Copy each entry as it stands, leaving nothing out.

Excerpted data start

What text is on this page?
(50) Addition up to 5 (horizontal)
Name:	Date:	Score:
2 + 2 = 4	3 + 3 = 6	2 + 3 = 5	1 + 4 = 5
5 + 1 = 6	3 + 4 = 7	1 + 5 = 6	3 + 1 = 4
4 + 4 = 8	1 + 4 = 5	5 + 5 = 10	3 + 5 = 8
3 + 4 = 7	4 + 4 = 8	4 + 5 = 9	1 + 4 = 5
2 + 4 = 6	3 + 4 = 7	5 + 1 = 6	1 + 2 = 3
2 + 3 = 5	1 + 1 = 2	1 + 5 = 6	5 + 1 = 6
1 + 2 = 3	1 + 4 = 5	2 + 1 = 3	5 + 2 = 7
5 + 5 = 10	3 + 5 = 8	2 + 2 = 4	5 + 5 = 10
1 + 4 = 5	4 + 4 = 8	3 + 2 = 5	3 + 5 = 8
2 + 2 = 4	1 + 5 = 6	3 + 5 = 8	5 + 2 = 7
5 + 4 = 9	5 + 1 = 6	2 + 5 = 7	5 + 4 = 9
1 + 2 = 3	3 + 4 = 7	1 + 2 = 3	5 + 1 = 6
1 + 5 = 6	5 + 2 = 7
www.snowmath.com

Excerpted data end

# Complete response
What text is on this page?
(50) Addition up to 5 (horizontal)
Name:	Date:	Score:
2 + 2 = 4	3 + 3 = 6	2 + 3 = 5	1 + 4 = 5
5 + 1 = 6	3 + 4 = 7	1 + 5 = 6	3 + 1 = 4
4 + 4 = 8	1 + 4 = 5	5 + 5 = 10	3 + 5 = 8
3 + 4 = 7	4 + 4 = 8	4 + 5 = 9	1 + 4 = 5
2 + 4 = 6	3 + 4 = 7	5 + 1 = 6	1 + 2 = 3
2 + 3 = 5	1 + 1 = 2	1 + 5 = 6	5 + 1 = 6
1 + 2 = 3	1 + 4 = 5	2 + 1 = 3	5 + 2 = 7
5 + 5 = 10	3 + 5 = 8	2 + 2 = 4	5 + 5 = 10
1 + 4 = 5	4 + 4 = 8	3 + 2 = 5	3 + 5 = 8
2 + 2 = 4	1 + 5 = 6	3 + 5 = 8	5 + 2 = 7
5 + 4 = 9	5 + 1 = 6	2 + 5 = 7	5 + 4 = 9
1 + 2 = 3	3 + 4 = 7	1 + 2 = 3	5 + 1 = 6
1 + 5 = 6	5 + 2 = 7
www.snowmath.com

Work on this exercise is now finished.